**Written request**
Review the material line by line. Identify and copy every line that contains the string "čistoću".

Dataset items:
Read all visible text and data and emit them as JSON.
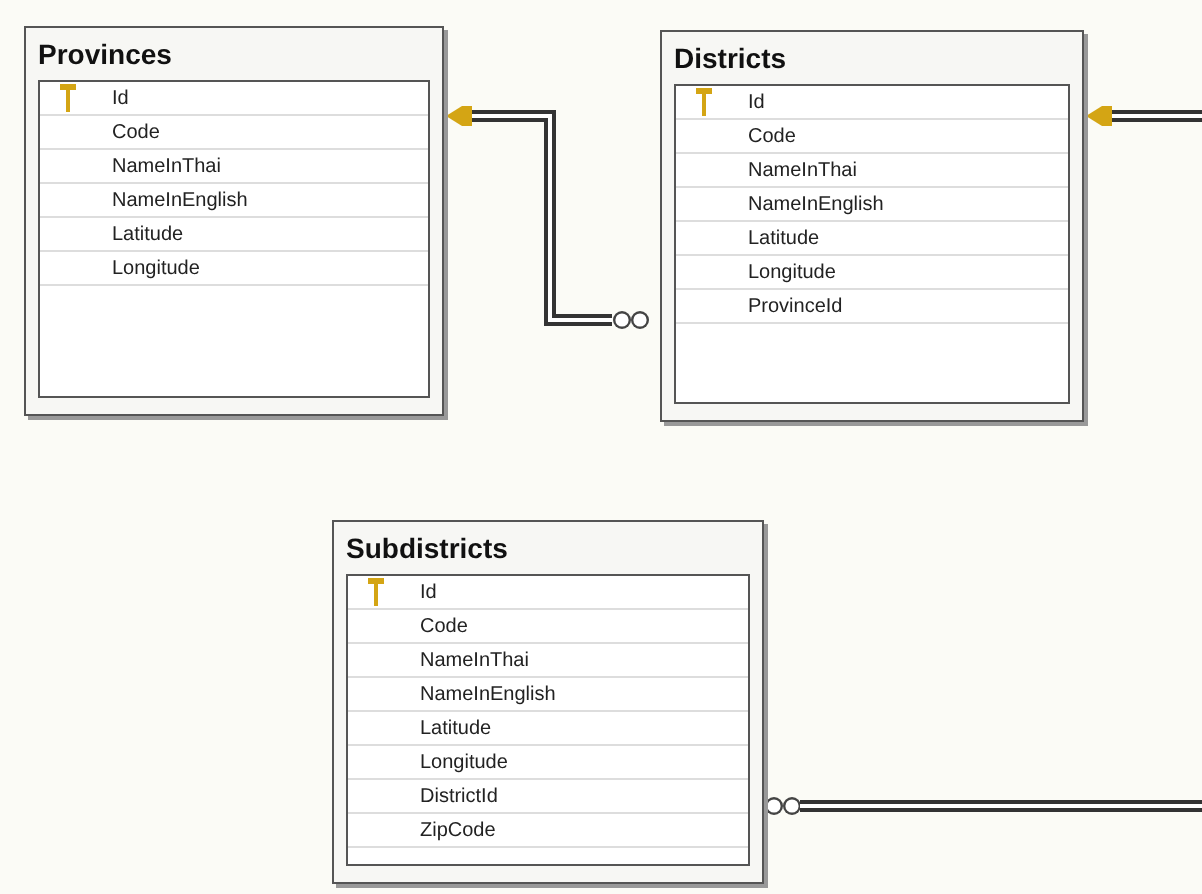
{
  "tables": [
    {
      "name": "Provinces",
      "columns": [
        {
          "name": "Id",
          "primary_key": true
        },
        {
          "name": "Code",
          "primary_key": false
        },
        {
          "name": "NameInThai",
          "primary_key": false
        },
        {
          "name": "NameInEnglish",
          "primary_key": false
        },
        {
          "name": "Latitude",
          "primary_key": false
        },
        {
          "name": "Longitude",
          "primary_key": false
        }
      ]
    },
    {
      "name": "Districts",
      "columns": [
        {
          "name": "Id",
          "primary_key": true
        },
        {
          "name": "Code",
          "primary_key": false
        },
        {
          "name": "NameInThai",
          "primary_key": false
        },
        {
          "name": "NameInEnglish",
          "primary_key": false
        },
        {
          "name": "Latitude",
          "primary_key": false
        },
        {
          "name": "Longitude",
          "primary_key": false
        },
        {
          "name": "ProvinceId",
          "primary_key": false
        }
      ]
    },
    {
      "name": "Subdistricts",
      "columns": [
        {
          "name": "Id",
          "primary_key": true
        },
        {
          "name": "Code",
          "primary_key": false
        },
        {
          "name": "NameInThai",
          "primary_key": false
        },
        {
          "name": "NameInEnglish",
          "primary_key": false
        },
        {
          "name": "Latitude",
          "primary_key": false
        },
        {
          "name": "Longitude",
          "primary_key": false
        },
        {
          "name": "DistrictId",
          "primary_key": false
        },
        {
          "name": "ZipCode",
          "primary_key": false
        }
      ]
    }
  ]
}
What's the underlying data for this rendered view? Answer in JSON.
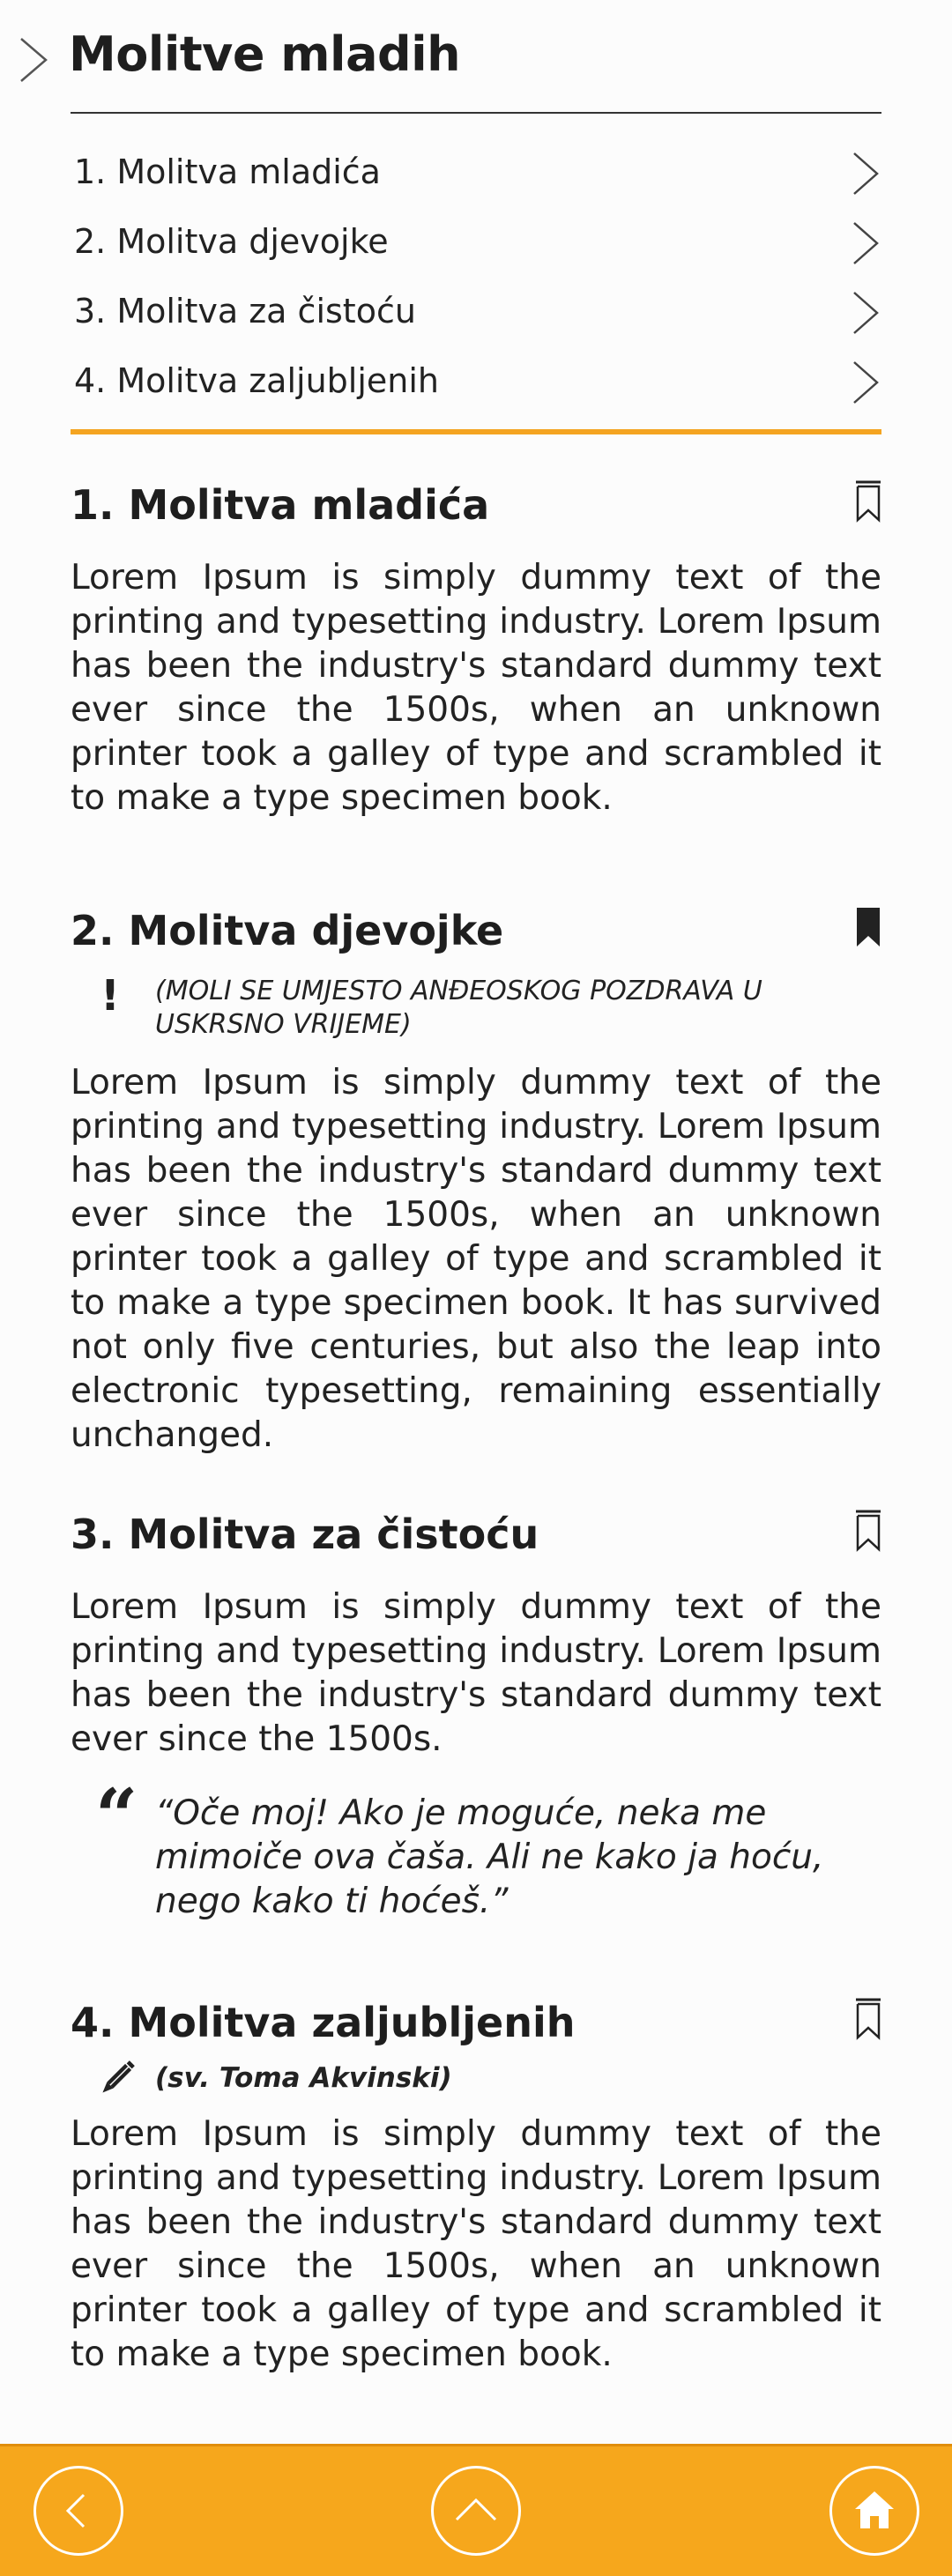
{
  "header": {
    "title": "Molitve mladih"
  },
  "toc": [
    {
      "label": "1. Molitva mladića"
    },
    {
      "label": "2. Molitva djevojke"
    },
    {
      "label": "3. Molitva za čistoću"
    },
    {
      "label": "4. Molitva zaljubljenih"
    }
  ],
  "sections": [
    {
      "title": "1. Molitva mladića",
      "bookmarked": false,
      "body": "Lorem Ipsum is simply dummy text of the printing and typesetting industry. Lorem Ipsum has been the industry's standard dummy text ever since the 1500s, when an unknown printer took a galley of type and scrambled it to make a type specimen book."
    },
    {
      "title": "2. Molitva djevojke",
      "bookmarked": true,
      "note": "(MOLI SE UMJESTO ANĐEOSKOG POZDRAVA U USKRSNO VRIJEME)",
      "body": "Lorem Ipsum is simply dummy text of the printing and typesetting industry. Lorem Ipsum has been the industry's standard dummy text ever since the 1500s, when an unknown printer took a galley of type and scrambled it to make a type specimen book. It has survived not only five centuries, but also the leap into electronic typesetting, remaining essentially unchanged."
    },
    {
      "title": "3. Molitva za čistoću",
      "bookmarked": false,
      "body": "Lorem Ipsum is simply dummy text of the printing and typesetting industry. Lorem Ipsum has been the industry's standard dummy text ever since the 1500s.",
      "quote": "“Oče moj! Ako je moguće, neka me mimoiče ova čaša. Ali ne kako ja hoću, nego kako ti hoćeš.”"
    },
    {
      "title": "4. Molitva zaljubljenih",
      "bookmarked": false,
      "author": "(sv. Toma Akvinski)",
      "body": "Lorem Ipsum is simply dummy text of the printing and typesetting industry. Lorem Ipsum has been the industry's standard dummy text ever since the 1500s, when an unknown printer took a galley of type and scrambled it to make a type specimen book."
    }
  ],
  "footer": {
    "buttons": [
      {
        "icon": "chevron-left-icon"
      },
      {
        "icon": "chevron-up-icon"
      },
      {
        "icon": "home-icon"
      }
    ]
  },
  "colors": {
    "accent": "#f6a71c",
    "text": "#222222",
    "background": "#fcfcfc"
  }
}
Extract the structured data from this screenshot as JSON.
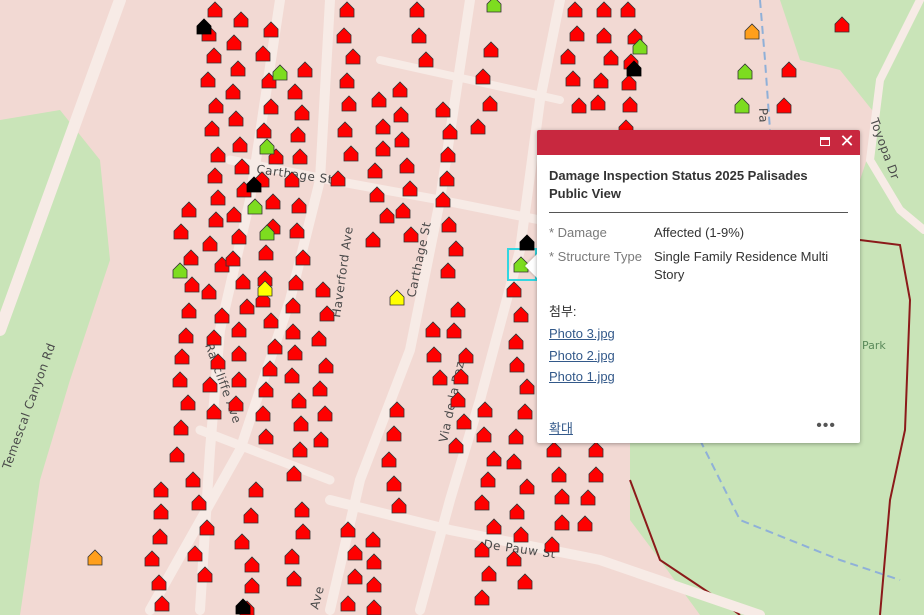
{
  "map": {
    "roads": [
      "Carthage St",
      "Haverford Ave",
      "Carthage St",
      "Radcliffe Ave",
      "Via de la Paz",
      "De Pauw St",
      "Temescal Canyon Rd",
      "Toyopa Dr",
      "Pa",
      "Ave"
    ],
    "park_label": "Park",
    "status_colors": {
      "destroyed": "#ff0000",
      "affected": "#7ddc1f",
      "minor": "#ffff00",
      "major": "#ff9f1c",
      "inaccessible": "#000000"
    }
  },
  "popup": {
    "title": "Damage Inspection Status 2025 Palisades Public View",
    "fields": [
      {
        "label": "* Damage",
        "value": "Affected (1-9%)"
      },
      {
        "label": "* Structure Type",
        "value": "Single Family Residence Multi Story"
      }
    ],
    "attachments_label": "첨부:",
    "attachments": [
      "Photo 3.jpg",
      "Photo 2.jpg",
      "Photo 1.jpg"
    ],
    "zoom_label": "확대",
    "more_label": "•••",
    "close_label": "✕"
  }
}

**Exercise output**
      "label": "3. Molitva za čistoću"
      "title": "3. Molitva za čistoću",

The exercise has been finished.